=== WHAT THIS TASK INVOLVES ===
Collect each line containing "Reporting".

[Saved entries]
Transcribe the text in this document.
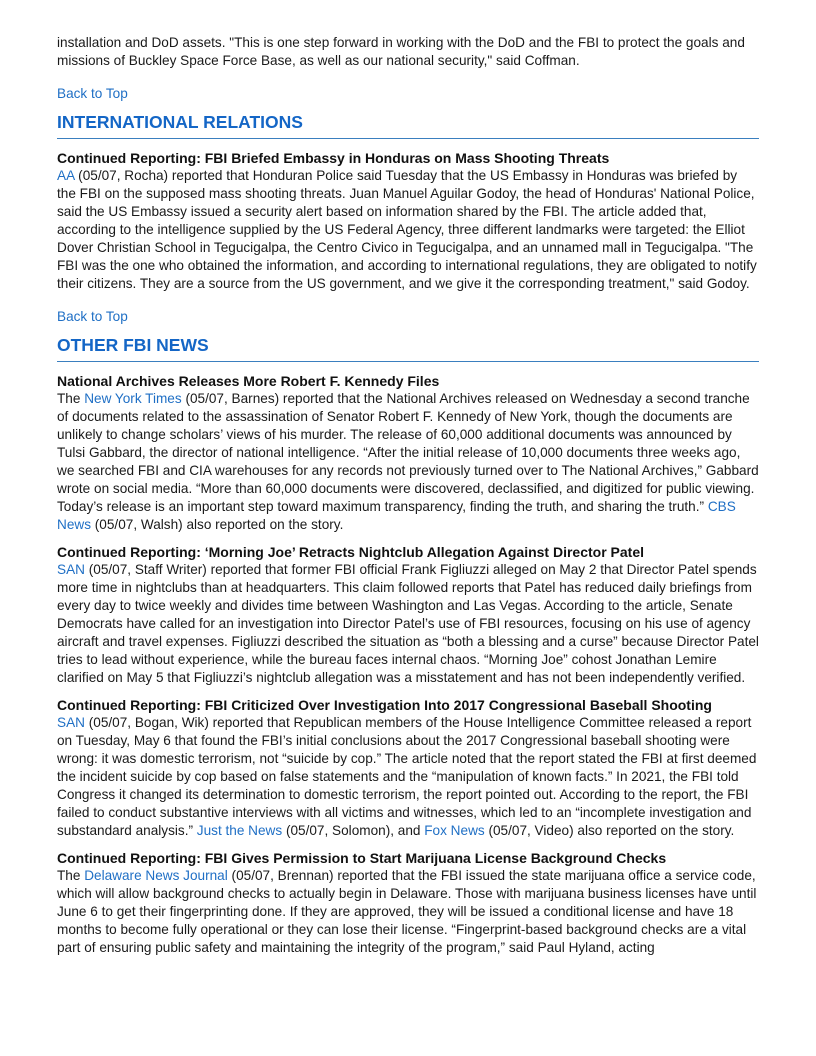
installation and DoD assets. "This is one step forward in working with the DoD and the FBI to protect the goals and missions of Buckley Space Force Base, as well as our national security," said Coffman.

Back to Top
INTERNATIONAL RELATIONS

Continued Reporting: FBI Briefed Embassy in Honduras on Mass Shooting Threats

AA (05/07, Rocha) reported that Honduran Police said Tuesday that the US Embassy in Honduras was briefed by the FBI on the supposed mass shooting threats. Juan Manuel Aguilar Godoy, the head of Honduras' National Police, said the US Embassy issued a security alert based on information shared by the FBI. The article added that, according to the intelligence supplied by the US Federal Agency, three different landmarks were targeted: the Elliot Dover Christian School in Tegucigalpa, the Centro Civico in Tegucigalpa, and an unnamed mall in Tegucigalpa. "The FBI was the one who obtained the information, and according to international regulations, they are obligated to notify their citizens. They are a source from the US government, and we give it the corresponding treatment," said Godoy.

Back to Top
OTHER FBI NEWS

National Archives Releases More Robert F. Kennedy Files

The New York Times (05/07, Barnes) reported that the National Archives released on Wednesday a second tranche of documents related to the assassination of Senator Robert F. Kennedy of New York, though the documents are unlikely to change scholars’ views of his murder. The release of 60,000 additional documents was announced by Tulsi Gabbard, the director of national intelligence. “After the initial release of 10,000 documents three weeks ago, we searched FBI and CIA warehouses for any records not previously turned over to The National Archives,” Gabbard wrote on social media. “More than 60,000 documents were discovered, declassified, and digitized for public viewing. Today’s release is an important step toward maximum transparency, finding the truth, and sharing the truth.” CBS News (05/07, Walsh) also reported on the story.

Continued Reporting: ‘Morning Joe’ Retracts Nightclub Allegation Against Director Patel

SAN (05/07, Staff Writer) reported that former FBI official Frank Figliuzzi alleged on May 2 that Director Patel spends more time in nightclubs than at headquarters. This claim followed reports that Patel has reduced daily briefings from every day to twice weekly and divides time between Washington and Las Vegas. According to the article, Senate Democrats have called for an investigation into Director Patel’s use of FBI resources, focusing on his use of agency aircraft and travel expenses. Figliuzzi described the situation as “both a blessing and a curse” because Director Patel tries to lead without experience, while the bureau faces internal chaos. “Morning Joe” cohost Jonathan Lemire clarified on May 5 that Figliuzzi’s nightclub allegation was a misstatement and has not been independently verified.

Continued Reporting: FBI Criticized Over Investigation Into 2017 Congressional Baseball Shooting

SAN (05/07, Bogan, Wik) reported that Republican members of the House Intelligence Committee released a report on Tuesday, May 6 that found the FBI’s initial conclusions about the 2017 Congressional baseball shooting were wrong: it was domestic terrorism, not “suicide by cop.” The article noted that the report stated the FBI at first deemed the incident suicide by cop based on false statements and the “manipulation of known facts.” In 2021, the FBI told Congress it changed its determination to domestic terrorism, the report pointed out. According to the report, the FBI failed to conduct substantive interviews with all victims and witnesses, which led to an “incomplete investigation and substandard analysis.” Just the News (05/07, Solomon), and Fox News (05/07, Video) also reported on the story.

Continued Reporting: FBI Gives Permission to Start Marijuana License Background Checks

The Delaware News Journal (05/07, Brennan) reported that the FBI issued the state marijuana office a service code, which will allow background checks to actually begin in Delaware. Those with marijuana business licenses have until June 6 to get their fingerprinting done. If they are approved, they will be issued a conditional license and have 18 months to become fully operational or they can lose their license. “Fingerprint-based background checks are a vital part of ensuring public safety and maintaining the integrity of the program,” said Paul Hyland, acting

=== FINAL ANSWER ===
Continued Reporting: FBI Briefed Embassy in Honduras on Mass Shooting Threats
Continued Reporting: ‘Morning Joe’ Retracts Nightclub Allegation Against Director Patel
Continued Reporting: FBI Criticized Over Investigation Into 2017 Congressional Baseball Shooting
Continued Reporting: FBI Gives Permission to Start Marijuana License Background Checks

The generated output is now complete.